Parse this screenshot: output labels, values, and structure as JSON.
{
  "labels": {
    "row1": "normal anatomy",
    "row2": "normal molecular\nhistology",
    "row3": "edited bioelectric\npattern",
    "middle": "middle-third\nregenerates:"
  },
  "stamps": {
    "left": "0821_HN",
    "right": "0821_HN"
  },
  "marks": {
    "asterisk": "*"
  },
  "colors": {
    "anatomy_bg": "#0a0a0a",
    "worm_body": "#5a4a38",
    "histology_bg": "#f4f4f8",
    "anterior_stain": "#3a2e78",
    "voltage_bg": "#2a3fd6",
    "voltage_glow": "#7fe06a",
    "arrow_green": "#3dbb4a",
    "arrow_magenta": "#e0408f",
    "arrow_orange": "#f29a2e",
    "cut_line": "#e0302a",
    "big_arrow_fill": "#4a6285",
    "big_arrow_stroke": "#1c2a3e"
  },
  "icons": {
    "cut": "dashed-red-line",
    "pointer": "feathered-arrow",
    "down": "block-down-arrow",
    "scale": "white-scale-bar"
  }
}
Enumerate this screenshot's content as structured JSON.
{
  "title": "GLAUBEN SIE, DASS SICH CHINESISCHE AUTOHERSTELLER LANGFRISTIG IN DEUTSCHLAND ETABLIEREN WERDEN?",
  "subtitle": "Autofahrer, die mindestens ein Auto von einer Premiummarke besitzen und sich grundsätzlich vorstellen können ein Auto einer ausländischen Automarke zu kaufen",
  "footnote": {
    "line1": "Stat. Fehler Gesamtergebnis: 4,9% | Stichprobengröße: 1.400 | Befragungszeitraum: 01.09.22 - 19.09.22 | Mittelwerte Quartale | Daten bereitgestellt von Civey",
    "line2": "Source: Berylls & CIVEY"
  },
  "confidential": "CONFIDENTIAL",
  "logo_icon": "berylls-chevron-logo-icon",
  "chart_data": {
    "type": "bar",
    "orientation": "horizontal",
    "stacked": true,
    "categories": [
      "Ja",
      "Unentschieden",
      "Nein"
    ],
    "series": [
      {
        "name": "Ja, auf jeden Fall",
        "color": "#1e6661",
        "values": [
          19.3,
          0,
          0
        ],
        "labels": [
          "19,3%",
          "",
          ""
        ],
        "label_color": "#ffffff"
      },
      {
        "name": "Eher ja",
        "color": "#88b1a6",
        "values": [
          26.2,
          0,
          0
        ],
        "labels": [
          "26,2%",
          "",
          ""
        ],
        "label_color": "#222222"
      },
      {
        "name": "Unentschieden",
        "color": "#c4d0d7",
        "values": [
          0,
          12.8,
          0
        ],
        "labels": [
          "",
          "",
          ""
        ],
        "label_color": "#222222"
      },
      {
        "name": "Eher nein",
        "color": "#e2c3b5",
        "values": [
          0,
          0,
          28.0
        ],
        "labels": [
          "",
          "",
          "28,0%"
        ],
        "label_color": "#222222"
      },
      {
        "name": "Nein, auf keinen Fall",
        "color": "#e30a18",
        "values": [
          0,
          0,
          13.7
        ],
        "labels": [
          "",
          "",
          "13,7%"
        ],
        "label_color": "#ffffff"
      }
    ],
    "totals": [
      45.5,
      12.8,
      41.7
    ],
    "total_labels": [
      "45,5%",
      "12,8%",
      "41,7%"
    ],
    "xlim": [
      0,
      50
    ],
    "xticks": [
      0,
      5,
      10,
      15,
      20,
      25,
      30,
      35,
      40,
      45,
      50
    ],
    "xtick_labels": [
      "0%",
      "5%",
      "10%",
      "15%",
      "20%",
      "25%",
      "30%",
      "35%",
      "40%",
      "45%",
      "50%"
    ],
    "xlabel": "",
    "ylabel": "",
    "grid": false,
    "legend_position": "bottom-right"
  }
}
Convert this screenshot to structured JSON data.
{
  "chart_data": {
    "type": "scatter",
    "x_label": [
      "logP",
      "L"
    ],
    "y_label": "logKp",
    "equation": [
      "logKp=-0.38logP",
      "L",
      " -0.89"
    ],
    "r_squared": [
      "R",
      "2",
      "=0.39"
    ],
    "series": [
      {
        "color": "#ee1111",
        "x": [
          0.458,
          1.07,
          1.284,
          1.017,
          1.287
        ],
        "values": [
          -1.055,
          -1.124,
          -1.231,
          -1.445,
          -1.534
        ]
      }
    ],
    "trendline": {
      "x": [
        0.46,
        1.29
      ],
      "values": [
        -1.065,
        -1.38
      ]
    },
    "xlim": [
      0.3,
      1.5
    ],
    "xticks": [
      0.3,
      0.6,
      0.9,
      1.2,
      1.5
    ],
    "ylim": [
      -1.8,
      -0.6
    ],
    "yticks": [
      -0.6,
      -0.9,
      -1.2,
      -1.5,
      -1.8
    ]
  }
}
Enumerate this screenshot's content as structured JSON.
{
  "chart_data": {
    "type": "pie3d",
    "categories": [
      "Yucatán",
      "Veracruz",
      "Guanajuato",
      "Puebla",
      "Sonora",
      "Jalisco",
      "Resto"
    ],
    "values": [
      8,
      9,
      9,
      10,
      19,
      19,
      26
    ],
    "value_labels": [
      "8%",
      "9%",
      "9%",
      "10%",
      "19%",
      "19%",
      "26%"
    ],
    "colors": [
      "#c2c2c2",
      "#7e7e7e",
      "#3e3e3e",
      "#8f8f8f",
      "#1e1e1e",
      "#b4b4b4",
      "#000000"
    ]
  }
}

**AIM OF THE TASK**
Copy out every line of the material above that mentions the word "Unentschieden".

**WRITTEN RESPONSE**
      "Unentschieden",
        "name": "Unentschieden",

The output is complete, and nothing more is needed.